Short task |
Copy each line of the records that contains the word "number".

━━━━━ Supplied entries ━━━━━

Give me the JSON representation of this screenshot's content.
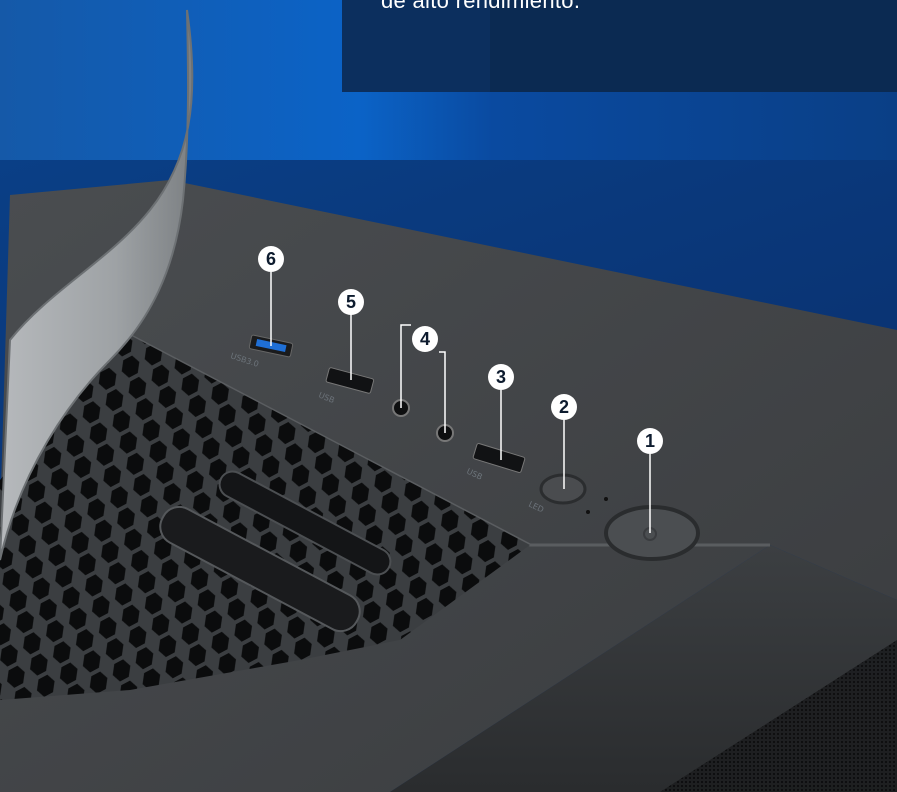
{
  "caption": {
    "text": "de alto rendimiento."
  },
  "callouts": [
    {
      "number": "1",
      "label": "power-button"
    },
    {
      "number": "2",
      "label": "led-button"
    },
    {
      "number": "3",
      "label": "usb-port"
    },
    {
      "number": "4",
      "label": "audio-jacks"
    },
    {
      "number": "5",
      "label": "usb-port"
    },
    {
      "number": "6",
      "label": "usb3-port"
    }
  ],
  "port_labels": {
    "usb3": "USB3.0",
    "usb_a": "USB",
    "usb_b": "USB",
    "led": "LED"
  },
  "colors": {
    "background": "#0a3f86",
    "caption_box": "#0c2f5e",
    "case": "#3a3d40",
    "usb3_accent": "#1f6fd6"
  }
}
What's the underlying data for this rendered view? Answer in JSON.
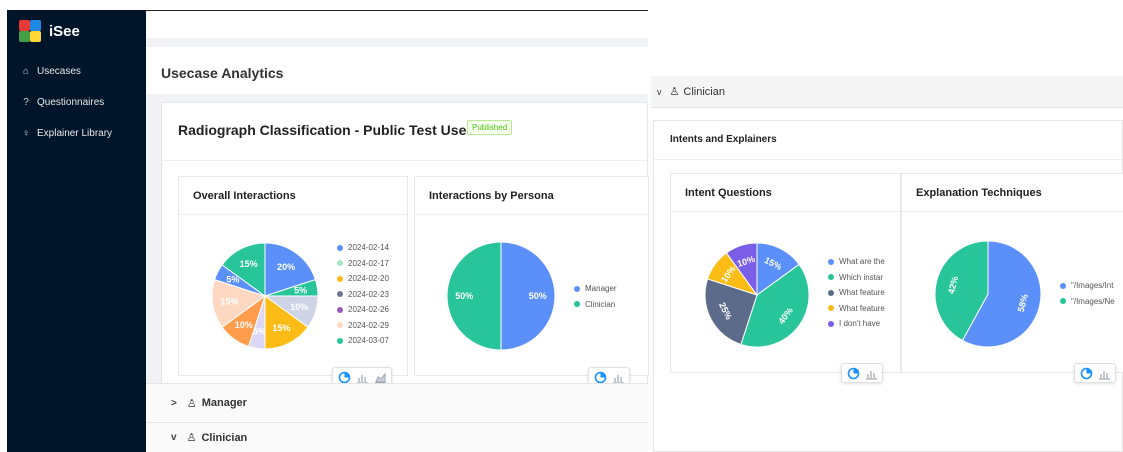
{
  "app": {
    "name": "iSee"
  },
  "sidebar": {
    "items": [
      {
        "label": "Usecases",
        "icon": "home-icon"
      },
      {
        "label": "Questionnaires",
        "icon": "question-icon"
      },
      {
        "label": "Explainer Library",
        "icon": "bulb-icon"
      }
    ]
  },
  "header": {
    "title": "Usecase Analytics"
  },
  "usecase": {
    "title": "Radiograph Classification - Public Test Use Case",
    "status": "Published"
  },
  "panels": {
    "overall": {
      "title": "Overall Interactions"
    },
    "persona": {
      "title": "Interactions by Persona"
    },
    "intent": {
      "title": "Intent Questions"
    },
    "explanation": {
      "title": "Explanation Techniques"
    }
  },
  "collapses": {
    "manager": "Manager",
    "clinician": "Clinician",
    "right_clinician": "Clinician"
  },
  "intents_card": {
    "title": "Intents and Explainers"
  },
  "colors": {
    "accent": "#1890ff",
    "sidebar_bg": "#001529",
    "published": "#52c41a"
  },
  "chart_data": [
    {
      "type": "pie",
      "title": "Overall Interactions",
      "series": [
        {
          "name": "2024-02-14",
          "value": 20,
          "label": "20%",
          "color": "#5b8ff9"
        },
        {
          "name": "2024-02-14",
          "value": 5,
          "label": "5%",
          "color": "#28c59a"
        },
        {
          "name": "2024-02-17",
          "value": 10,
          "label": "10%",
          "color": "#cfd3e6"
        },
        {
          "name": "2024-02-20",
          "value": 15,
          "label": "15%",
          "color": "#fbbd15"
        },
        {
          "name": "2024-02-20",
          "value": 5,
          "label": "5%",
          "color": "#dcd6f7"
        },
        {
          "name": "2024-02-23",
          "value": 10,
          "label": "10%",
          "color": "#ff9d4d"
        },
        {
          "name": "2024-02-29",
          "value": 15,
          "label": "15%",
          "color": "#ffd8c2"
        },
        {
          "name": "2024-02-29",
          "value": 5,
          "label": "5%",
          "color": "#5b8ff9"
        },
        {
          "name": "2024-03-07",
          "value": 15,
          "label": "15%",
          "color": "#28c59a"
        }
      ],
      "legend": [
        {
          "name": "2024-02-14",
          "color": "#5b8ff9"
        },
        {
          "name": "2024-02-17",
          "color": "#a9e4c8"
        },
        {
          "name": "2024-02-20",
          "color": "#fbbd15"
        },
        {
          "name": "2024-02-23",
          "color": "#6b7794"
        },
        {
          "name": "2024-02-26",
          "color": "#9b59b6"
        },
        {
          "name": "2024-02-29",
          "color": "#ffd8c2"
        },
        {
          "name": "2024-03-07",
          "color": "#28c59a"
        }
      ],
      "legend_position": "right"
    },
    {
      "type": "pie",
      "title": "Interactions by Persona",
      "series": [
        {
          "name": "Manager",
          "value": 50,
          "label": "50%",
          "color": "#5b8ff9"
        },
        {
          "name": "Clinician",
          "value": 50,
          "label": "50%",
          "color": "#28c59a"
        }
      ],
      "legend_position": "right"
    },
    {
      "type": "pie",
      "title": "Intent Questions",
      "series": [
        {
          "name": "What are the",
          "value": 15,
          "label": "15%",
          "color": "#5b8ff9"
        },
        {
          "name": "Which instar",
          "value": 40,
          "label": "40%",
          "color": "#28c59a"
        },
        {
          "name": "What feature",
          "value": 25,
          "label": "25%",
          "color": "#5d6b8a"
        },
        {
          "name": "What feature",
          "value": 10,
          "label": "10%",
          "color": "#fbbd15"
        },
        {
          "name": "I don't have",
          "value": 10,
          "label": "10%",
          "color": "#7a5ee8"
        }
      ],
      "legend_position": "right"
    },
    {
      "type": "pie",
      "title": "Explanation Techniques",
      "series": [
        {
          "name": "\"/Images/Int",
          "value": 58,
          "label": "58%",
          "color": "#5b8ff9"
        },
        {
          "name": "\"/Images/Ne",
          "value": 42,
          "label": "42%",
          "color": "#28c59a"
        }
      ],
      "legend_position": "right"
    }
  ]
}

━━━━━
━━━━━ Supplied entries ━━━━━

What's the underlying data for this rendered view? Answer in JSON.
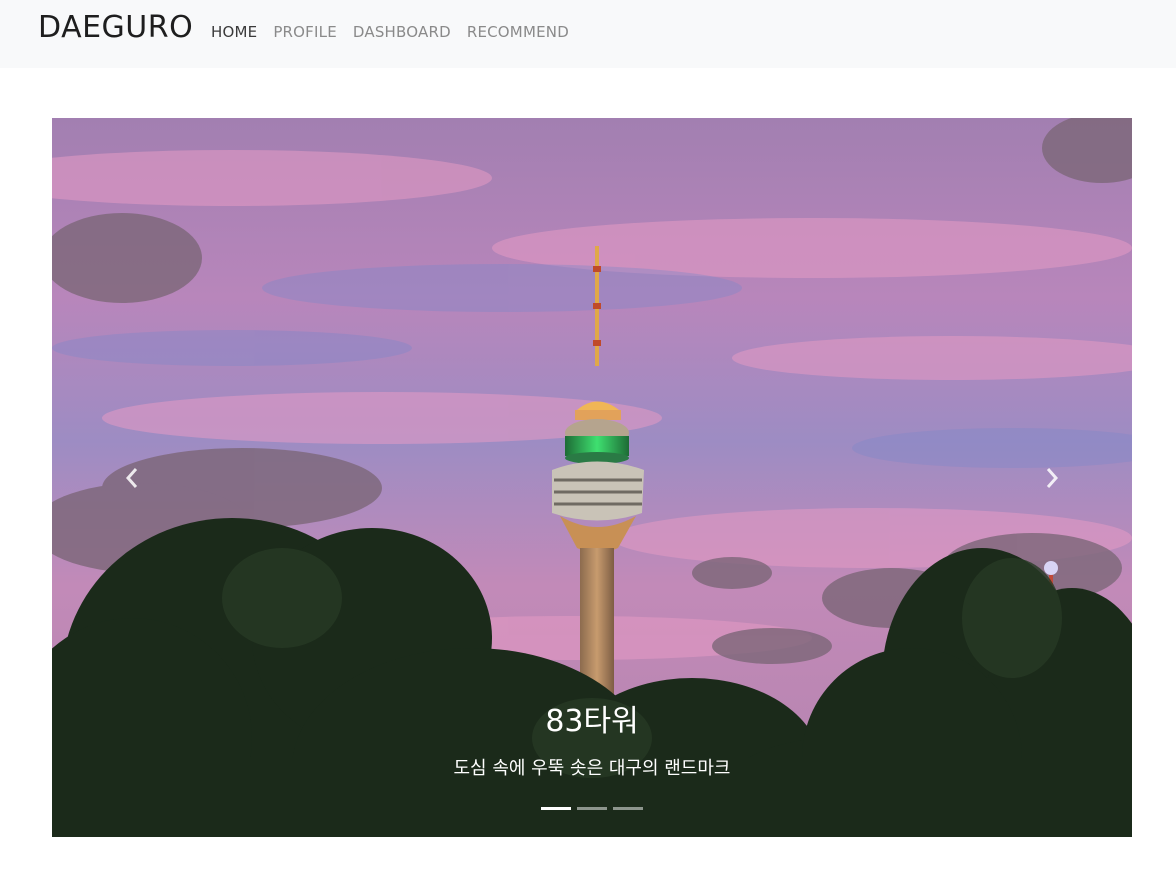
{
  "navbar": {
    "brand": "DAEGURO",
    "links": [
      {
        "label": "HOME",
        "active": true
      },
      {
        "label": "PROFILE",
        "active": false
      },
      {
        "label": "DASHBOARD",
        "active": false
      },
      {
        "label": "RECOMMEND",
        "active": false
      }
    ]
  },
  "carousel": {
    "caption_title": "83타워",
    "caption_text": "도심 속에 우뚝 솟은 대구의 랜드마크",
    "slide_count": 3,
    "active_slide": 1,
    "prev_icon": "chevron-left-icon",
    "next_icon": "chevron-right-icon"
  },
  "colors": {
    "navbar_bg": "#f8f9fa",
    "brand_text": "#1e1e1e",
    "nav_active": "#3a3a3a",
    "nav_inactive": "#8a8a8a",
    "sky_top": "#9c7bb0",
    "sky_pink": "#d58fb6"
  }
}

━━━━━

Complete answer |
      "number": "1",
      "number": "2",
      "number": "3",
      "number": "4",
      "number": "5",
      "number": "6",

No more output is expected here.